STORED DATA>
╔══
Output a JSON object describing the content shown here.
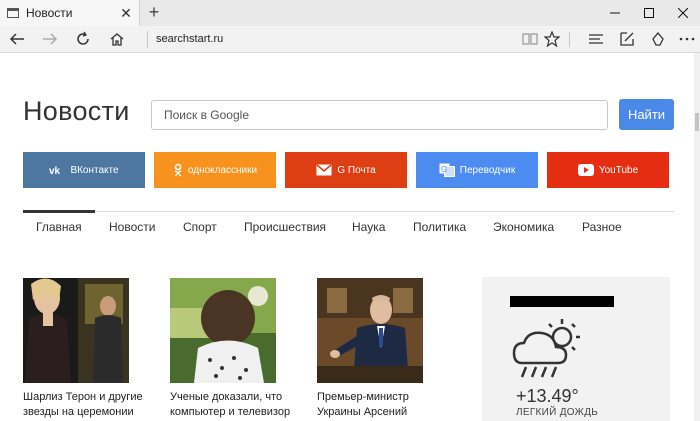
{
  "browser": {
    "tab_title": "Новости",
    "new_tab_symbol": "+",
    "url": "searchstart.ru"
  },
  "page": {
    "title": "Новости"
  },
  "search": {
    "placeholder": "Поиск в Google",
    "button_label": "Найти"
  },
  "quick_links": [
    {
      "label": "ВКонтакте",
      "color": "#4d76a1",
      "icon": "vk-icon"
    },
    {
      "label": "одноклассники",
      "color": "#f7921e",
      "icon": "odnoklassniki-icon"
    },
    {
      "label": "G Почта",
      "color": "#dd3e14",
      "icon": "gmail-icon"
    },
    {
      "label": "Переводчик",
      "color": "#4c8bf0",
      "icon": "translate-icon"
    },
    {
      "label": "YouTube",
      "color": "#e52d12",
      "icon": "youtube-icon"
    }
  ],
  "categories": [
    {
      "label": "Главная",
      "active": true
    },
    {
      "label": "Новости"
    },
    {
      "label": "Спорт"
    },
    {
      "label": "Происшествия"
    },
    {
      "label": "Наука"
    },
    {
      "label": "Политика"
    },
    {
      "label": "Экономика"
    },
    {
      "label": "Разное"
    }
  ],
  "news": [
    {
      "caption": "Шарлиз Терон и другие звезды на церемонии"
    },
    {
      "caption": "Ученые доказали, что компьютер и телевизор"
    },
    {
      "caption": "Премьер-министр Украины Арсений Яценюк"
    }
  ],
  "weather": {
    "temperature": "+13.49°",
    "condition": "ЛЕГКИЙ ДОЖДЬ",
    "icon": "cloud-sun-rain-icon"
  },
  "colors": {
    "accent": "#4a89e8"
  }
}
╚══
EXERCISE PROMPT> Read through the lines above and collect those that contain the string "caption".

TASK OUTPUT>
      "caption": "Шарлиз Терон и другие звезды на церемонии"
      "caption": "Ученые доказали, что компьютер и телевизор"
      "caption": "Премьер-министр Украины Арсений Яценюк"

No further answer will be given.